**OBJECTIVE:**
State how many lines in the listing below include the word "JSON", and add nothing besides the number.

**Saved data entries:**
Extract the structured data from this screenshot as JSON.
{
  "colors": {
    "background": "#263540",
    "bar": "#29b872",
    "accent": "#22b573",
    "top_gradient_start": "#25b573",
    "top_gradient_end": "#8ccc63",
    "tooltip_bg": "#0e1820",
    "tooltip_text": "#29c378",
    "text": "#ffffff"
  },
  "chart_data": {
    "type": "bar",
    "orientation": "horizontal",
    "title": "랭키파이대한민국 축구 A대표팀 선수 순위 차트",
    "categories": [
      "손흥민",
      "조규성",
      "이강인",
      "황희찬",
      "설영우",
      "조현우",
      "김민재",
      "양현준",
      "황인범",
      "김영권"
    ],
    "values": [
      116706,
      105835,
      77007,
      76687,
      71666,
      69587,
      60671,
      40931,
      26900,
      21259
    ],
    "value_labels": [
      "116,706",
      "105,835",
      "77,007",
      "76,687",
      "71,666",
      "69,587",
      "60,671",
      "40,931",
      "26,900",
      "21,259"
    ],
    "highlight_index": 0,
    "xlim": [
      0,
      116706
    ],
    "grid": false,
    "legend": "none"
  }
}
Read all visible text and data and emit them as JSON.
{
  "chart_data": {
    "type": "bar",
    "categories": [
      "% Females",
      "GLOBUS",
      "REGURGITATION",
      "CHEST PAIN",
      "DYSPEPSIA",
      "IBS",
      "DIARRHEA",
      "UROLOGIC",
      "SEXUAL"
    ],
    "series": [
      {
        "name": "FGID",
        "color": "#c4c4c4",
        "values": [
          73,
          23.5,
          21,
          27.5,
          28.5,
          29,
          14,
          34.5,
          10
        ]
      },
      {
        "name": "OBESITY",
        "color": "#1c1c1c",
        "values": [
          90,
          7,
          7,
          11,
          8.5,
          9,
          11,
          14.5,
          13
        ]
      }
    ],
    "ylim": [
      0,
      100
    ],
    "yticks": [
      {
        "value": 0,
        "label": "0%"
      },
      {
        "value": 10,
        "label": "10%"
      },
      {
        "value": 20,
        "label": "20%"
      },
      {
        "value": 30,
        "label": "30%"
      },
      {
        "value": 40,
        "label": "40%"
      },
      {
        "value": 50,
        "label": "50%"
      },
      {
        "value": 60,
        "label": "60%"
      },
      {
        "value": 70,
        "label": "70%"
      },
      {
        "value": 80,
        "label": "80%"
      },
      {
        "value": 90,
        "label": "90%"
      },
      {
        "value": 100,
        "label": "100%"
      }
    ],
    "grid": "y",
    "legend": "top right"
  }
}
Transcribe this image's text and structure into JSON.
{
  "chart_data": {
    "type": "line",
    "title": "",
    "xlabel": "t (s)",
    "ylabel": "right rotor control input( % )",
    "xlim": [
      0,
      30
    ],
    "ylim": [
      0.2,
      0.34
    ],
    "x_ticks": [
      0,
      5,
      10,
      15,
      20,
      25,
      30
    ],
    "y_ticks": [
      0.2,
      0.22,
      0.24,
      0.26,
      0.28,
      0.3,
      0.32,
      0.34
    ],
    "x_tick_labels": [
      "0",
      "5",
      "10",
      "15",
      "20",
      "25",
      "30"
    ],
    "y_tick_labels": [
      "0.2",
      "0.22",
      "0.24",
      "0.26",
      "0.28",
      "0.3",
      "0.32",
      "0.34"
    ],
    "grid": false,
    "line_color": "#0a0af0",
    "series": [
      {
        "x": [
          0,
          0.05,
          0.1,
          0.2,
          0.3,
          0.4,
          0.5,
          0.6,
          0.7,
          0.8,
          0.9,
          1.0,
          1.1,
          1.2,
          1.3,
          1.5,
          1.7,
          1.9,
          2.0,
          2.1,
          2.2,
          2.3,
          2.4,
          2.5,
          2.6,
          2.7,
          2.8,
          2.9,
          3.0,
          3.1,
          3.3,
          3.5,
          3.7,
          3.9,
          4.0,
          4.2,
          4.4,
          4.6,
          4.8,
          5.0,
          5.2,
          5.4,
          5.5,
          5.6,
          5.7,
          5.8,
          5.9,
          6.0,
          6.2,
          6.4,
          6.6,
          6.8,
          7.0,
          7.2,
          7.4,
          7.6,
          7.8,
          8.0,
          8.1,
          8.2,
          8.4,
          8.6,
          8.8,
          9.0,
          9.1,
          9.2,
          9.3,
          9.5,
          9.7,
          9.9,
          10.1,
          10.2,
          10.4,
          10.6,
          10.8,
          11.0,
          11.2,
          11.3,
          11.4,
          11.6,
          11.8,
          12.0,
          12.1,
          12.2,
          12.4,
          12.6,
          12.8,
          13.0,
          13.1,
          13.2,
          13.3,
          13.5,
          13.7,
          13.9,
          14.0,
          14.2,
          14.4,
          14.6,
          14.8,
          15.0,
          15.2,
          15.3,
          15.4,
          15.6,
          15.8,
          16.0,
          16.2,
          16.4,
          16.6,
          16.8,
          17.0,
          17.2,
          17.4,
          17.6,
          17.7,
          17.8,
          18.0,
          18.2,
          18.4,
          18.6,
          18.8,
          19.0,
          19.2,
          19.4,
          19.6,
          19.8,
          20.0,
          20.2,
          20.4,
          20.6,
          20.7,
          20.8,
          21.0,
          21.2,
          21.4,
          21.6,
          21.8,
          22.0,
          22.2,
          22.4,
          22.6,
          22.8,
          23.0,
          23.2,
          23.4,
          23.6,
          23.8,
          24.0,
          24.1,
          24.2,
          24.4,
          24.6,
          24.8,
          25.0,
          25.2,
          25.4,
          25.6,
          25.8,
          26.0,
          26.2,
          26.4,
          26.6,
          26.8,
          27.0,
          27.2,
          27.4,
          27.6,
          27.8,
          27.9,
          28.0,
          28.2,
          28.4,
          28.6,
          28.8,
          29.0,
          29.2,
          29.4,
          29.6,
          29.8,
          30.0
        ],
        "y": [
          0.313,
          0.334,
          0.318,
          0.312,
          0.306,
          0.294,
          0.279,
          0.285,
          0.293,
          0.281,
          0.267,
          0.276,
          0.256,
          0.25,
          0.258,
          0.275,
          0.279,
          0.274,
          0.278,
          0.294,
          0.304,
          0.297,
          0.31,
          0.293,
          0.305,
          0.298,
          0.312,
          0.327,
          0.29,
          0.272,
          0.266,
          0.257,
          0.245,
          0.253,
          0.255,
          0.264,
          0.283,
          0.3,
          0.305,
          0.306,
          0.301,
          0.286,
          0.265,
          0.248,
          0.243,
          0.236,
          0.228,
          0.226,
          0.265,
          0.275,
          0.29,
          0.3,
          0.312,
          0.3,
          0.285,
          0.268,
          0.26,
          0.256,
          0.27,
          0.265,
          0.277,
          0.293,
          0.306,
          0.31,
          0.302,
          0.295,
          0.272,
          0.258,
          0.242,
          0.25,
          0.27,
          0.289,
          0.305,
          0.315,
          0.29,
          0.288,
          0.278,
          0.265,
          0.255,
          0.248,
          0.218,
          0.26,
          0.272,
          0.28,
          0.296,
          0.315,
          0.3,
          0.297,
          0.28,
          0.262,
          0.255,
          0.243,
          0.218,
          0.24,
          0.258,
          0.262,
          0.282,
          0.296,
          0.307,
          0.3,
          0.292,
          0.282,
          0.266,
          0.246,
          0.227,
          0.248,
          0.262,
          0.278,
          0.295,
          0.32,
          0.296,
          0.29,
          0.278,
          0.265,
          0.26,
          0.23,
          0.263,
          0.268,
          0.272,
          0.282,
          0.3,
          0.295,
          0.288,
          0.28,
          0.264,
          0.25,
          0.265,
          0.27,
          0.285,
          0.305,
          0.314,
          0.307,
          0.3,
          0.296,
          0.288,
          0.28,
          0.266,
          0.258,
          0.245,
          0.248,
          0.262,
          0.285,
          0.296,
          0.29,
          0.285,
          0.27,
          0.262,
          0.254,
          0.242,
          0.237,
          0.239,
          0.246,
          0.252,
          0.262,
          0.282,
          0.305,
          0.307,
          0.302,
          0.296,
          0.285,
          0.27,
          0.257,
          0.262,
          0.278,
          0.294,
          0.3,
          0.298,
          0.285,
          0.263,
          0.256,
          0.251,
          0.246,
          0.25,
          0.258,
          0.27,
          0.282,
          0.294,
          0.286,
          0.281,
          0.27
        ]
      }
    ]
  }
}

**THE SOLUTION:**
3